* _Task details_
Copy each entry as it stands, leaving nothing out.

============================================================

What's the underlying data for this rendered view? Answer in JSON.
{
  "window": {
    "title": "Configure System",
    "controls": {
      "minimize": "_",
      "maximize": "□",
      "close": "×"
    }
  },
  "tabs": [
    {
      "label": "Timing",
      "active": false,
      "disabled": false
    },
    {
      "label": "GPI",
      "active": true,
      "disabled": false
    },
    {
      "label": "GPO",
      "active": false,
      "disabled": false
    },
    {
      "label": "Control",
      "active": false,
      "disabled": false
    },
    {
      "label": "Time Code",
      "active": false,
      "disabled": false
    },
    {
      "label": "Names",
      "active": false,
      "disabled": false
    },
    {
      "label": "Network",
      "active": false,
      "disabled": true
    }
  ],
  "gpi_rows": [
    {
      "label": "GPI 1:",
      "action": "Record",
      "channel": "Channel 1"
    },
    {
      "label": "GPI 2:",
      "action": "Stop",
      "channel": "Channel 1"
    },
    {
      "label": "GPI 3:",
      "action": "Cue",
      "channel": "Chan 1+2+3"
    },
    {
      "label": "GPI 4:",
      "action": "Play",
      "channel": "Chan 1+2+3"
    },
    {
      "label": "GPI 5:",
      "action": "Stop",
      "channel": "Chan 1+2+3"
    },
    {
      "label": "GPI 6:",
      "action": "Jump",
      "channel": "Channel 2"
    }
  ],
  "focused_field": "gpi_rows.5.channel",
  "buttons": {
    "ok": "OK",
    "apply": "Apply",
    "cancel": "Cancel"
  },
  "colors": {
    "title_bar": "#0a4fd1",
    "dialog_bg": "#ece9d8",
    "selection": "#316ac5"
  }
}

============================================================

* _Finished exercise_
What's the underlying data for this rendered view? Answer in JSON.
{
  "window": {
    "title": "Configure System",
    "controls": {
      "minimize": "_",
      "maximize": "□",
      "close": "×"
    }
  },
  "tabs": [
    {
      "label": "Timing",
      "active": false,
      "disabled": false
    },
    {
      "label": "GPI",
      "active": true,
      "disabled": false
    },
    {
      "label": "GPO",
      "active": false,
      "disabled": false
    },
    {
      "label": "Control",
      "active": false,
      "disabled": false
    },
    {
      "label": "Time Code",
      "active": false,
      "disabled": false
    },
    {
      "label": "Names",
      "active": false,
      "disabled": false
    },
    {
      "label": "Network",
      "active": false,
      "disabled": true
    }
  ],
  "gpi_rows": [
    {
      "label": "GPI 1:",
      "action": "Record",
      "channel": "Channel 1"
    },
    {
      "label": "GPI 2:",
      "action": "Stop",
      "channel": "Channel 1"
    },
    {
      "label": "GPI 3:",
      "action": "Cue",
      "channel": "Chan 1+2+3"
    },
    {
      "label": "GPI 4:",
      "action": "Play",
      "channel": "Chan 1+2+3"
    },
    {
      "label": "GPI 5:",
      "action": "Stop",
      "channel": "Chan 1+2+3"
    },
    {
      "label": "GPI 6:",
      "action": "Jump",
      "channel": "Channel 2"
    }
  ],
  "focused_field": "gpi_rows.5.channel",
  "buttons": {
    "ok": "OK",
    "apply": "Apply",
    "cancel": "Cancel"
  },
  "colors": {
    "title_bar": "#0a4fd1",
    "dialog_bg": "#ece9d8",
    "selection": "#316ac5"
  }
}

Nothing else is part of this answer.